The data:
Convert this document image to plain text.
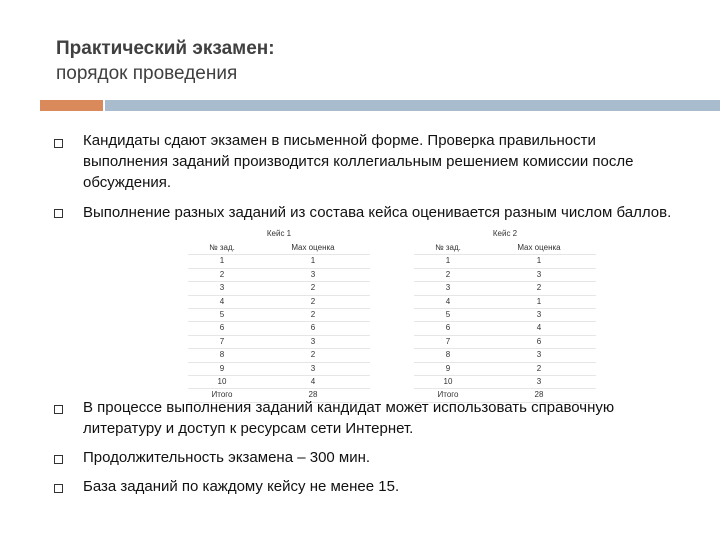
Практический экзамен:
порядок проведения
Кандидаты сдают экзамен в письменной форме. Проверка правильности выполнения заданий производится коллегиальным решением комиссии после обсуждения.
Выполнение разных заданий из состава кейса оценивается разным числом баллов.
Кейс 1
№ зад.	Max оценка
1	1
2	3
3	2
4	2
5	2
6	6
7	3
8	2
9	3
10	4
Итого	28
Кейс 2
№ зад.	Max оценка
1	1
2	3
3	2
4	1
5	3
6	4
7	6
8	3
9	2
10	3
Итого	28
В процессе выполнения заданий кандидат может использовать справочную литературу и доступ к ресурсам сети Интернет.
Продолжительность экзамена – 300 мин.
База заданий по каждому кейсу не менее 15.
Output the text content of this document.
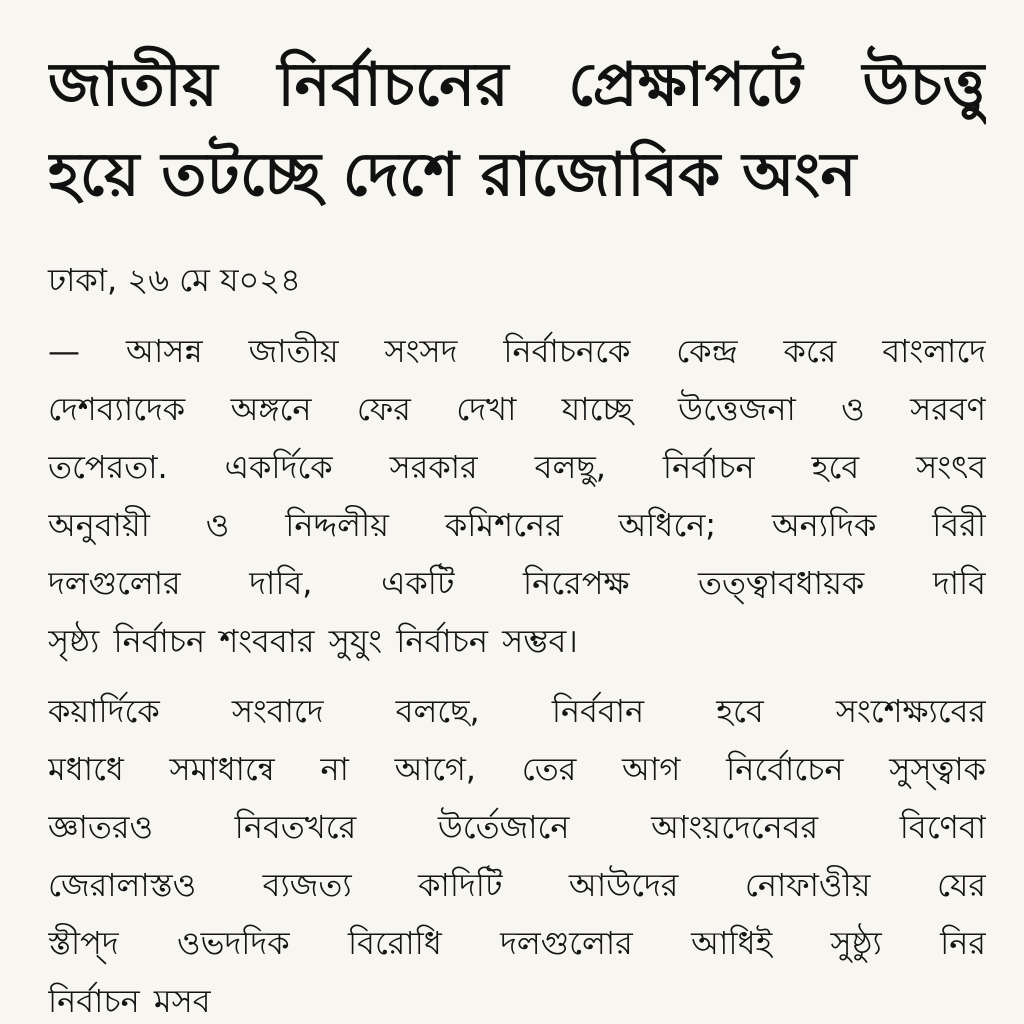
জাতীয় নির্বাচনের প্রেক্ষাপটে উচত্তু
হয়ে তটচ্ছে দেশে রাজোবিক অংন
ঢাকা, ২৬ মে য০২৪

— আসন্ন জাতীয় সংসদ নির্বাচনকে কেন্দ্র করে বাংলাদে
দেশব্যাদেক অঙ্গনে ফের দেখা যাচ্ছে উত্তেজনা ও সরবণ
তপেরতা. একর্দিকে সরকার বলছু, নির্বাচন হবে সংৎব
অনুবায়ী ও নিদ্দলীয় কমিশনের অধিনে; অন্যদিক বিরী
দলগুলোর দাবি, একটি নিরেপক্ষ তত্ত্বাবধায়ক দাবি
সৃষ্ঠ্য নির্বাচন শংববার সুযুং নির্বাচন সম্ভব।

কয়ার্দিকে সংবাদে বলছে, নির্ববান হবে সংশেক্ষ্যবের
মধাধে সমাধান্বে না আগে, তের আগ নির্বোচেন সুস্ত্বাক
জ্ঞাতরও নিবতখরে উর্তেজানে আংয়দেনেবর বিণেবা
জেরালাস্তও ব্যজত্য কাদিটি আউদের নোফাওীয় যের
স্তীপ্দ ওভদদিক বিরোধি দলগুলোর আধিই সুষ্ঠ্যু নির
নির্বাচন মসব
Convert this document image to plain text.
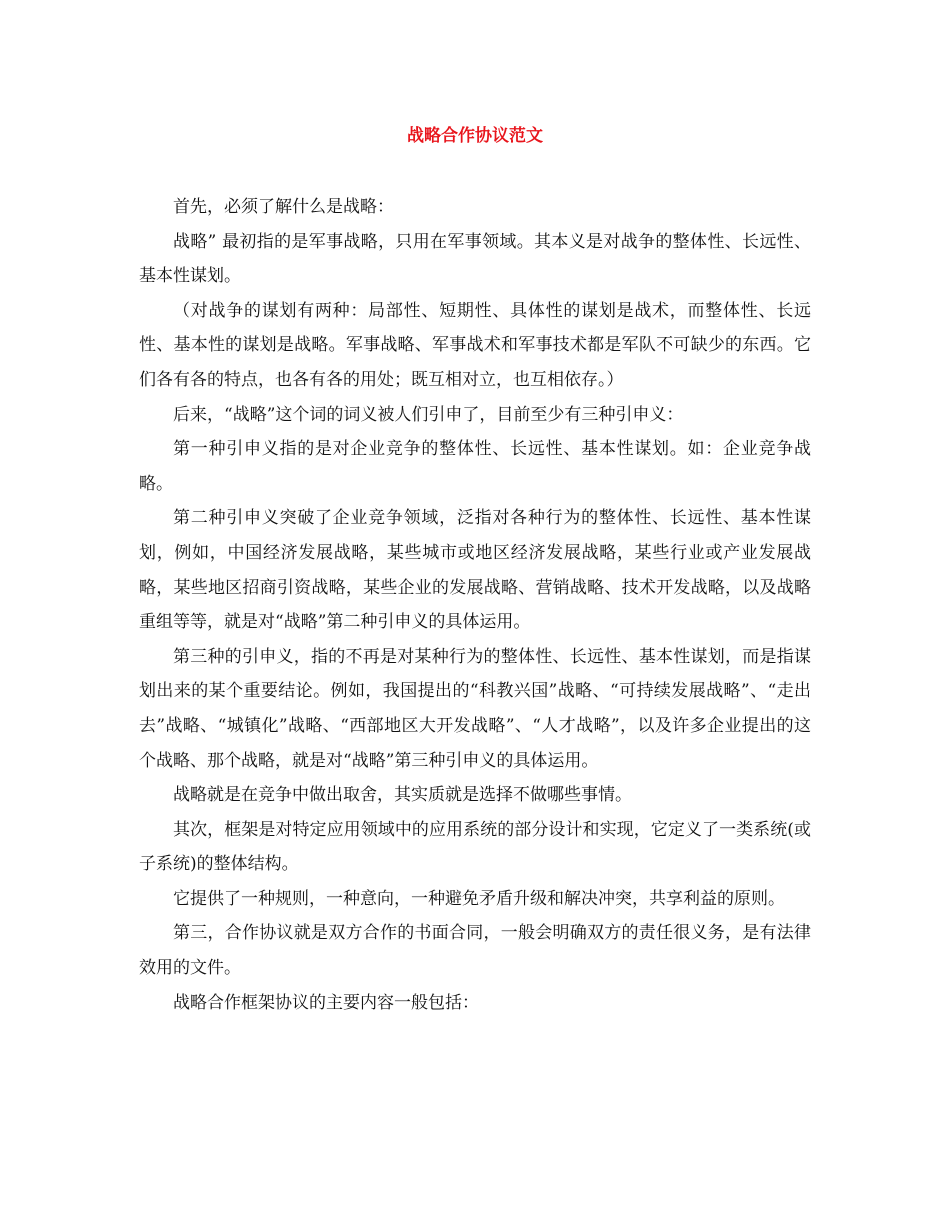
战略合作协议范文

首先，必须了解什么是战略：

战略” 最初指的是军事战略，只用在军事领域。其本义是对战争的整体性、长远性、基本性谋划。

（对战争的谋划有两种：局部性、短期性、具体性的谋划是战术，而整体性、长远性、基本性的谋划是战略。军事战略、军事战术和军事技术都是军队不可缺少的东西。它们各有各的特点，也各有各的用处；既互相对立，也互相依存。）

后来，“战略”这个词的词义被人们引申了，目前至少有三种引申义：

第一种引申义指的是对企业竞争的整体性、长远性、基本性谋划。如：企业竞争战略。

第二种引申义突破了企业竞争领域，泛指对各种行为的整体性、长远性、基本性谋划，例如，中国经济发展战略，某些城市或地区经济发展战略，某些行业或产业发展战略，某些地区招商引资战略，某些企业的发展战略、营销战略、技术开发战略，以及战略重组等等，就是对“战略”第二种引申义的具体运用。

第三种的引申义，指的不再是对某种行为的整体性、长远性、基本性谋划，而是指谋划出来的某个重要结论。例如，我国提出的“科教兴国”战略、“可持续发展战略”、“走出去”战略、“城镇化”战略、“西部地区大开发战略”、“人才战略”，以及许多企业提出的这个战略、那个战略，就是对“战略”第三种引申义的具体运用。

战略就是在竞争中做出取舍，其实质就是选择不做哪些事情。

其次，框架是对特定应用领域中的应用系统的部分设计和实现，它定义了一类系统(或子系统)的整体结构。

它提供了一种规则，一种意向，一种避免矛盾升级和解决冲突，共享利益的原则。

第三，合作协议就是双方合作的书面合同，一般会明确双方的责任很义务，是有法律效用的文件。

战略合作框架协议的主要内容一般包括：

Given problem: Identify all lines in the records above with the word "基本性谋划".

Task solution:
战略” 最初指的是军事战略，只用在军事领域。其本义是对战争的整体性、长远性、基本性谋划。
第一种引申义指的是对企业竞争的整体性、长远性、基本性谋划。如：企业竞争战略。
第二种引申义突破了企业竞争领域，泛指对各种行为的整体性、长远性、基本性谋划，例如，中国经济发展战略，某些城市或地区经济发展战略，某些行业或产业发展战略，某些地区招商引资战略，某些企业的发展战略、营销战略、技术开发战略，以及战略重组等等，就是对“战略”第二种引申义的具体运用。
第三种的引申义，指的不再是对某种行为的整体性、长远性、基本性谋划，而是指谋划出来的某个重要结论。例如，我国提出的“科教兴国”战略、“可持续发展战略”、“走出去”战略、“城镇化”战略、“西部地区大开发战略”、“人才战略”，以及许多企业提出的这个战略、那个战略，就是对“战略”第三种引申义的具体运用。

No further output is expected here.